摘录文本:
这是很多年前的事情了,我不知道现在美国是否还允许这样操作。初看是不好,细想其实这也是对人权的尊重。买了保单艾滋病患者死后,保险公司会给很多钱他,但是死人是用不钱的,要么给家人继承,要么捐出去。那把这张保单折价卖出去,自己得到一笔丰厚的钱,可以在死前享受好的医疗待遇,吃好住好,还可以出去旅游等等。我个人觉得这是一种双赢。如果这件事放在天朝,这种事是不会发生的。不是因为我们的道德素质高,而是在天朝,艾滋病人根本不可能买保险,就算是健康人想保艾滋病险都不可以。因为天朝人民没人权嘛,命贱!在天朝得了艾滋病,完全没有保障,等于被国家政府遗弃了,被国有背景的保险公司遗弃了。怪不得有本事的天朝人都往米国跑,了然。

《向邪恶追索》读后感(四):《向邪恶追索》:马修·斯卡德后硬汉时代的幸福生活

与绝大多数喜爱劳伦斯·布洛克的书迷不同,《向邪恶追索》是我了解大师和马修·斯卡德的第一部作品。会作如此选择主要是想先看看步入中年与老龄化边缘的硬汉会是怎样一个赋有成熟稳重幽默个性的独特男人,从结果上来看我并未失望太多。

任务说明:
请原样返回上面摘录文本中以含有“这是很多年前的事情了,我不知”的词句开头、以“从结果上来看我并未失望太多。”收尾的那一部分。

待研究数据:

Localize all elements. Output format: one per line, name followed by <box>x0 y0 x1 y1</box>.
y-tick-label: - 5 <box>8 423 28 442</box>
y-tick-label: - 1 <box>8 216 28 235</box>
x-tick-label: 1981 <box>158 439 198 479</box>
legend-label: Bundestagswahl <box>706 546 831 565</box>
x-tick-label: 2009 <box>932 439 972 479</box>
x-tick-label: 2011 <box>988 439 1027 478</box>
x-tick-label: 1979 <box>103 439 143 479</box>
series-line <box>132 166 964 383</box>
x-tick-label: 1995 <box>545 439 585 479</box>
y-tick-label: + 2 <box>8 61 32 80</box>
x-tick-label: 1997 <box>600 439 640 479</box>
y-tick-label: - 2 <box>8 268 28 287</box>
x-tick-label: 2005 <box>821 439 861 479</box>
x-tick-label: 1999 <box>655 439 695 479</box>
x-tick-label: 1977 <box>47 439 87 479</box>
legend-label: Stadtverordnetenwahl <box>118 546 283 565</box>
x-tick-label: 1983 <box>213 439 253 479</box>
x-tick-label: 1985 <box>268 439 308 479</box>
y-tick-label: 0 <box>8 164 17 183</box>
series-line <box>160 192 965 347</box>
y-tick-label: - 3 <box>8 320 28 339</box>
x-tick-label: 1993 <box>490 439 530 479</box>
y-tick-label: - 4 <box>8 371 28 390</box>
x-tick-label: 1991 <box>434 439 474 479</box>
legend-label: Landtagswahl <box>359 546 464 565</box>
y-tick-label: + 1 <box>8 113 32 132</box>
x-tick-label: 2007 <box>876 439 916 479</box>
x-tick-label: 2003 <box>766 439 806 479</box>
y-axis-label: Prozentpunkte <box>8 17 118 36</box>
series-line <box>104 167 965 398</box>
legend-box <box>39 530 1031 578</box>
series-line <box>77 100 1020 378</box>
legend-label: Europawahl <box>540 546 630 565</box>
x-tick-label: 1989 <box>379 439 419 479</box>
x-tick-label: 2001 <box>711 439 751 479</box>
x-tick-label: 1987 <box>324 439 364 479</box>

答案栏:
这是很多年前的事情了,我不知道现在美国是否还允许这样操作。初看是不好,细想其实这也是对人权的尊重。买了保单艾滋病患者死后,保险公司会给很多钱他,但是死人是用不钱的,要么给家人继承,要么捐出去。那把这张保单折价卖出去,自己得到一笔丰厚的钱,可以在死前享受好的医疗待遇,吃好住好,还可以出去旅游等等。我个人觉得这是一种双赢。如果这件事放在天朝,这种事是不会发生的。不是因为我们的道德素质高,而是在天朝,艾滋病人根本不可能买保险,就算是健康人想保艾滋病险都不可以。因为天朝人民没人权嘛,命贱!在天朝得了艾滋病,完全没有保障,等于被国家政府遗弃了,被国有背景的保险公司遗弃了。怪不得有本事的天朝人都往米国跑,了然。

《向邪恶追索》读后感(四):《向邪恶追索》:马修·斯卡德后硬汉时代的幸福生活

与绝大多数喜爱劳伦斯·布洛克的书迷不同,《向邪恶追索》是我了解大师和马修·斯卡德的第一部作品。会作如此选择主要是想先看看步入中年与老龄化边缘的硬汉会是怎样一个赋有成熟稳重幽默个性的独特男人,从结果上来看我并未失望太多。